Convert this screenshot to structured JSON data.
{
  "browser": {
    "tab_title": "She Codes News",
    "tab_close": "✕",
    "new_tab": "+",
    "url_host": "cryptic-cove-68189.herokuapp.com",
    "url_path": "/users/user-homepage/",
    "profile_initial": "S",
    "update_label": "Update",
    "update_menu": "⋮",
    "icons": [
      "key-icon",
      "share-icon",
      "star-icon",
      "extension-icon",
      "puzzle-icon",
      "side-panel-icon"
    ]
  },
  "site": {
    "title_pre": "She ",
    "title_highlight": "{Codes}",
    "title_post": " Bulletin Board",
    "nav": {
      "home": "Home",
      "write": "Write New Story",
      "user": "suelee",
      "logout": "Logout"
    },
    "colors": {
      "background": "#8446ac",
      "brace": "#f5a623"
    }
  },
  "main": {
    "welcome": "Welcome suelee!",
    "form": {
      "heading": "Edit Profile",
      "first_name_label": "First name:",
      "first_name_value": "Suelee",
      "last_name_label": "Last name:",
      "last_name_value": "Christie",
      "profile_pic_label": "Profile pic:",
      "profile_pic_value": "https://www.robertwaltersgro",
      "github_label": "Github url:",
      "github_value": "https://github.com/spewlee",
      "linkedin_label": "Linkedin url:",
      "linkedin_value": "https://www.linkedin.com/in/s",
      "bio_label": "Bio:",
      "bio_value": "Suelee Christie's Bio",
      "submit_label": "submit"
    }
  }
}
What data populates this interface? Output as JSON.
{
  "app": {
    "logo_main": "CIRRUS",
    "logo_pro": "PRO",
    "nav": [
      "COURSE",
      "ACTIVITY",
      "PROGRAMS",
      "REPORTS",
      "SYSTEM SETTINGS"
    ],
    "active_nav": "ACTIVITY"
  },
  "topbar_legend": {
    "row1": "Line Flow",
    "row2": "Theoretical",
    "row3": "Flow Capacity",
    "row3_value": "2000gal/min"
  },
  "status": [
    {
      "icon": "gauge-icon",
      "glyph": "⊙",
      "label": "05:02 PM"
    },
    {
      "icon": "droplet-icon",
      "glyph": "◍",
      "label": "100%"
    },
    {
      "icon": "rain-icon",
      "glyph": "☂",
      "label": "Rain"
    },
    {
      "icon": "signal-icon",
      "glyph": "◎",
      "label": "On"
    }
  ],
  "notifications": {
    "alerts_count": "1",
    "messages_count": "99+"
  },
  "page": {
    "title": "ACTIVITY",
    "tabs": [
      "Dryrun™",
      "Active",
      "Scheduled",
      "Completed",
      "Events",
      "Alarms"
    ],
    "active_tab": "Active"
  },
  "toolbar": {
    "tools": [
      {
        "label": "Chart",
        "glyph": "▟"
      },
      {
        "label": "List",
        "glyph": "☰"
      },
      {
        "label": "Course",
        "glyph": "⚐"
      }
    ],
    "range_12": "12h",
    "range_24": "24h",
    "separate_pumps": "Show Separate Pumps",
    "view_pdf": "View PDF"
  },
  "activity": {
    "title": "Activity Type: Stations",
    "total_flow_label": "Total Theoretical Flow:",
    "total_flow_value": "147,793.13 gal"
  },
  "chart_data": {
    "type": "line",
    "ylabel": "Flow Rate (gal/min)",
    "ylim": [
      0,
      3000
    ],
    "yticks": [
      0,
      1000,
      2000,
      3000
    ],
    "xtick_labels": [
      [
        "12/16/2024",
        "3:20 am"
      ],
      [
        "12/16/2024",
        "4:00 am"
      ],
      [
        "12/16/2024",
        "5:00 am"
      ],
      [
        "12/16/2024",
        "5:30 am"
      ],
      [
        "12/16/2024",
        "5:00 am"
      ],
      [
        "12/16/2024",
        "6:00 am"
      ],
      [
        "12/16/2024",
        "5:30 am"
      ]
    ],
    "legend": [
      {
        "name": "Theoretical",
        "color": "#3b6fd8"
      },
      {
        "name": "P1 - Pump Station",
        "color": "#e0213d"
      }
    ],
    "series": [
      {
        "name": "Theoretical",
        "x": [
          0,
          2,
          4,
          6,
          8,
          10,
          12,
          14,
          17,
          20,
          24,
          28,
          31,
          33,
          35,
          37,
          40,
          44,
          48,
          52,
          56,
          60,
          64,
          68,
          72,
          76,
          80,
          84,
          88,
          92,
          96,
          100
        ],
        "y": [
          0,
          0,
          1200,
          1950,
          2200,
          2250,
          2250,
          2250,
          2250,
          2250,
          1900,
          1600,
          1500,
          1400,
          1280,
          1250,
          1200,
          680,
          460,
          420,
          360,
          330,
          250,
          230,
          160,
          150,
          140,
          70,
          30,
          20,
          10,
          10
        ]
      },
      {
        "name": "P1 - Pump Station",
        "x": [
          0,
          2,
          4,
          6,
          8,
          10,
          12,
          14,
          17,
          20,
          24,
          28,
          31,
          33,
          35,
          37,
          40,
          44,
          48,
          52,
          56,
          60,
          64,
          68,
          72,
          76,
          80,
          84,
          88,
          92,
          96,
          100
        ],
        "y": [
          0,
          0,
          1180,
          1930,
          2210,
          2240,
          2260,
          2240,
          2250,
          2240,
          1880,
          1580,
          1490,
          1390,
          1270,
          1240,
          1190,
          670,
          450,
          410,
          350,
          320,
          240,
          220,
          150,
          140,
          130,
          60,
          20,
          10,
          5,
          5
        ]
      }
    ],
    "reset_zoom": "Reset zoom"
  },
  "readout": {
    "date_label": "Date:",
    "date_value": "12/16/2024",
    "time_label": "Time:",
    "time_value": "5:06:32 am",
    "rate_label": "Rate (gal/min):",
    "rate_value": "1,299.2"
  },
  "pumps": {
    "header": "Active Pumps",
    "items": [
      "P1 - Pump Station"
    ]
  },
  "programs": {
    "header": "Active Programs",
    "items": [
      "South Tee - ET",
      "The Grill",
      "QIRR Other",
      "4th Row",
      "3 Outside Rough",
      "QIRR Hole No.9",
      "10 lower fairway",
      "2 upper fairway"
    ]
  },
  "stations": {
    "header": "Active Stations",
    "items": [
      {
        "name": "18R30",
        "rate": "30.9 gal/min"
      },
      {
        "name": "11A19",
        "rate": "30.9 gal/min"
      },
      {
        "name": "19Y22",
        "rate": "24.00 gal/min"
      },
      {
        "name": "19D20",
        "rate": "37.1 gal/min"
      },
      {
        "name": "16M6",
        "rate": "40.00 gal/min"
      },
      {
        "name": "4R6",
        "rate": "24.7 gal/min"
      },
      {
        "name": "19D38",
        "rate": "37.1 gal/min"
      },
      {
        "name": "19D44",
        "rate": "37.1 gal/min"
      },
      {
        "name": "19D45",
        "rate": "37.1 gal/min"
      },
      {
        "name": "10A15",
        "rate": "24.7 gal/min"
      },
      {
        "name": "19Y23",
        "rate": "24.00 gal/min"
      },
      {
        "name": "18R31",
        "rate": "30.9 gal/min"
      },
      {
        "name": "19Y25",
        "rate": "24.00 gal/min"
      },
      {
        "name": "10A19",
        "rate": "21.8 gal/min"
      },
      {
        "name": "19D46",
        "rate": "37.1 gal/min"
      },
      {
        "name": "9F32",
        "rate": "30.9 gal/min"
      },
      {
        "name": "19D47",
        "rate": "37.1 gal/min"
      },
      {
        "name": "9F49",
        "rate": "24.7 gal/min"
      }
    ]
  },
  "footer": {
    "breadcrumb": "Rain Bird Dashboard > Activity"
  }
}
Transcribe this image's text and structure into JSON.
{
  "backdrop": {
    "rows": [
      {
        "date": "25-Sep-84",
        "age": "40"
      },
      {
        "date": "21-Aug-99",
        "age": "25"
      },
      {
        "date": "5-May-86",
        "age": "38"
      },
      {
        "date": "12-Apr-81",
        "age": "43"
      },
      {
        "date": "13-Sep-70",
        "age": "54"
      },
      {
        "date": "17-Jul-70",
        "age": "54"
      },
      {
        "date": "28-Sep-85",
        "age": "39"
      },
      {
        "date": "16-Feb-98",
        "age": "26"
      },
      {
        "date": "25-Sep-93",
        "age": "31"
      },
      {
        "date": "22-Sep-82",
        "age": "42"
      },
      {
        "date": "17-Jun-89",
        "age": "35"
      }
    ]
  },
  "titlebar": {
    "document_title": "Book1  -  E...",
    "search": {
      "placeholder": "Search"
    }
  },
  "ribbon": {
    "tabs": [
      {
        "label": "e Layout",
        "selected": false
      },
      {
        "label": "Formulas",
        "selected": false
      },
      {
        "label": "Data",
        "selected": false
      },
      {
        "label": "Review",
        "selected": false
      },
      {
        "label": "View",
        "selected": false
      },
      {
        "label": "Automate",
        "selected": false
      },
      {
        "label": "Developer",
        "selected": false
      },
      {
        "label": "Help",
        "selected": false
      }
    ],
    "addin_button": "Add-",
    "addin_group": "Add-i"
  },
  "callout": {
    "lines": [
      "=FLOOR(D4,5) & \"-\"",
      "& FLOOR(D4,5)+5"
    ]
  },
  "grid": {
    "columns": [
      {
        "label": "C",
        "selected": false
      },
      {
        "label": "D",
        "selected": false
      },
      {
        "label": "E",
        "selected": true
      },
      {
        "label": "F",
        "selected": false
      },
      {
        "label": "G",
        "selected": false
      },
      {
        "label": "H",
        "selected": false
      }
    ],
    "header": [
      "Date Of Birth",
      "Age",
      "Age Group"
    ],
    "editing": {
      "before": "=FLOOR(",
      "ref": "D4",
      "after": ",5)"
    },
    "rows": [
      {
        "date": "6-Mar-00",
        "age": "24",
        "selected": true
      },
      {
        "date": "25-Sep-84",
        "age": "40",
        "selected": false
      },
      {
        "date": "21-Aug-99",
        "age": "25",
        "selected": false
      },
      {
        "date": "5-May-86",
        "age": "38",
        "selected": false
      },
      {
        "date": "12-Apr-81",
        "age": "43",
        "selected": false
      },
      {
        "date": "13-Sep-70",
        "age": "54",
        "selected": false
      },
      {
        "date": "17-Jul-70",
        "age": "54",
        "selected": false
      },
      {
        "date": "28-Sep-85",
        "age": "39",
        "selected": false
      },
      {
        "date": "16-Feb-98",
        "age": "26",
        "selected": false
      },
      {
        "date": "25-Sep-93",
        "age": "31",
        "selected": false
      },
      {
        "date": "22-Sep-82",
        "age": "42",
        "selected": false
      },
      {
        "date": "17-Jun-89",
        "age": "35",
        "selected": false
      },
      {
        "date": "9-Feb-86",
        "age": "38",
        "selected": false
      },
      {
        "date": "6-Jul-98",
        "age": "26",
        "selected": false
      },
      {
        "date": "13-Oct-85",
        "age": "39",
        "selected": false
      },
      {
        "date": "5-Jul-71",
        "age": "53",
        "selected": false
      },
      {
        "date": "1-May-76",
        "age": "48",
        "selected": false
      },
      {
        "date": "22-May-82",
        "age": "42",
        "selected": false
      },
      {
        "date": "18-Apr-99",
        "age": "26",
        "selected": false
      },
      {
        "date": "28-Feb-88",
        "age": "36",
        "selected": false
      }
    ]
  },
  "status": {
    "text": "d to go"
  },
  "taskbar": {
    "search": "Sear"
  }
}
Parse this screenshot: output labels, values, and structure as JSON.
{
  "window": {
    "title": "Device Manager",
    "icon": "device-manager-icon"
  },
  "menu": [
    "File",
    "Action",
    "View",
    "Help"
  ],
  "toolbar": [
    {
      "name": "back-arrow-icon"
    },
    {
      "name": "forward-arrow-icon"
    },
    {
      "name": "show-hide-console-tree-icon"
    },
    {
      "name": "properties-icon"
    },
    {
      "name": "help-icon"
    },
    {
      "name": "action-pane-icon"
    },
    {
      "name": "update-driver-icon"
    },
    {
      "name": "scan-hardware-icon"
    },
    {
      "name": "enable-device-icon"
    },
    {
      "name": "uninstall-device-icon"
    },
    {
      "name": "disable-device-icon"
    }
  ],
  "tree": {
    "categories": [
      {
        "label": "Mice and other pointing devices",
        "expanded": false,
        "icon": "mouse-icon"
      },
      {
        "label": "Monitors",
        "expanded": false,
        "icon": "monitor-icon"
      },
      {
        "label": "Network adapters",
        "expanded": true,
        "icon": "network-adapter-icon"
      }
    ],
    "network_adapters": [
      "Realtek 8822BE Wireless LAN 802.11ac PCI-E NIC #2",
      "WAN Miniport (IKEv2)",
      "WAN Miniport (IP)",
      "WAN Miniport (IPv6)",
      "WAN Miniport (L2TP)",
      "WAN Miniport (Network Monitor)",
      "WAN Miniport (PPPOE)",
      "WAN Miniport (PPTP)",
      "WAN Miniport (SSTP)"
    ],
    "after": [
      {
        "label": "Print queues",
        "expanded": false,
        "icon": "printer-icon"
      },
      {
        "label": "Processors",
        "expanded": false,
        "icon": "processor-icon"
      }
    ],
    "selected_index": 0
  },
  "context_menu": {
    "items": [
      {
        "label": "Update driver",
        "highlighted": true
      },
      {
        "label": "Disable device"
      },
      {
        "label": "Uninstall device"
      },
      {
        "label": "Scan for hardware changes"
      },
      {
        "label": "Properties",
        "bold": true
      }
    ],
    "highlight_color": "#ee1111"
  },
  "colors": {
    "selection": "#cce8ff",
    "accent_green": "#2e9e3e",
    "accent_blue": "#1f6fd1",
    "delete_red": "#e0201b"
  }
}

What you have to do:
Sift through the entries and copy every line with "hardware".

Full response:
      "name": "scan-hardware-icon"
        "label": "Scan for hardware changes"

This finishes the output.